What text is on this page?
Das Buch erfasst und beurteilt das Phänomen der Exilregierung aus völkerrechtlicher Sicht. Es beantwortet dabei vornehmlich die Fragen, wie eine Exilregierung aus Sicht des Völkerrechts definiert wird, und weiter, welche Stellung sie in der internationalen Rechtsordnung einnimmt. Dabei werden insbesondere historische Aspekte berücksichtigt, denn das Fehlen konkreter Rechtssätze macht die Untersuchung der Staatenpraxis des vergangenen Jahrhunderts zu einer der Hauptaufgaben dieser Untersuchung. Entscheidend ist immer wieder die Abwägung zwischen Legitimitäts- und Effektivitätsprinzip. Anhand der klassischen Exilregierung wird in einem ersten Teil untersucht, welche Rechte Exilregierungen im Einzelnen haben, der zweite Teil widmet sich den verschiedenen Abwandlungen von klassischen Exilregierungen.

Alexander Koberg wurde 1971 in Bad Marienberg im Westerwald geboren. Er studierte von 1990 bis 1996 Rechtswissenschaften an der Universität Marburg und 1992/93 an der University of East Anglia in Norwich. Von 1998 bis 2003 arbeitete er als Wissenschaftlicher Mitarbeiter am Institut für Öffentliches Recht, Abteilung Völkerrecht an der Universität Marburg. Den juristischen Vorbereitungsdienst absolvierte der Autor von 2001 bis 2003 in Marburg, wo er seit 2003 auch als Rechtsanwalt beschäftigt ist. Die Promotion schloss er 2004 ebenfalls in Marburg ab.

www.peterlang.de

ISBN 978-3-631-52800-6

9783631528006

### WORK TO BE COMPLETED
Repeat the data precisely, line by line.

### PROBLEM SOLUTION
What text is on this page?
Das Buch erfasst und beurteilt das Phänomen der Exilregierung aus völkerrechtlicher Sicht. Es beantwortet dabei vornehmlich die Fragen, wie eine Exilregierung aus Sicht des Völkerrechts definiert wird, und weiter, welche Stellung sie in der internationalen Rechtsordnung einnimmt. Dabei werden insbesondere historische Aspekte berücksichtigt, denn das Fehlen konkreter Rechtssätze macht die Untersuchung der Staatenpraxis des vergangenen Jahrhunderts zu einer der Hauptaufgaben dieser Untersuchung. Entscheidend ist immer wieder die Abwägung zwischen Legitimitäts- und Effektivitätsprinzip. Anhand der klassischen Exilregierung wird in einem ersten Teil untersucht, welche Rechte Exilregierungen im Einzelnen haben, der zweite Teil widmet sich den verschiedenen Abwandlungen von klassischen Exilregierungen.

Alexander Koberg wurde 1971 in Bad Marienberg im Westerwald geboren. Er studierte von 1990 bis 1996 Rechtswissenschaften an der Universität Marburg und 1992/93 an der University of East Anglia in Norwich. Von 1998 bis 2003 arbeitete er als Wissenschaftlicher Mitarbeiter am Institut für Öffentliches Recht, Abteilung Völkerrecht an der Universität Marburg. Den juristischen Vorbereitungsdienst absolvierte der Autor von 2001 bis 2003 in Marburg, wo er seit 2003 auch als Rechtsanwalt beschäftigt ist. Die Promotion schloss er 2004 ebenfalls in Marburg ab.

www.peterlang.de

ISBN 978-3-631-52800-6

9783631528006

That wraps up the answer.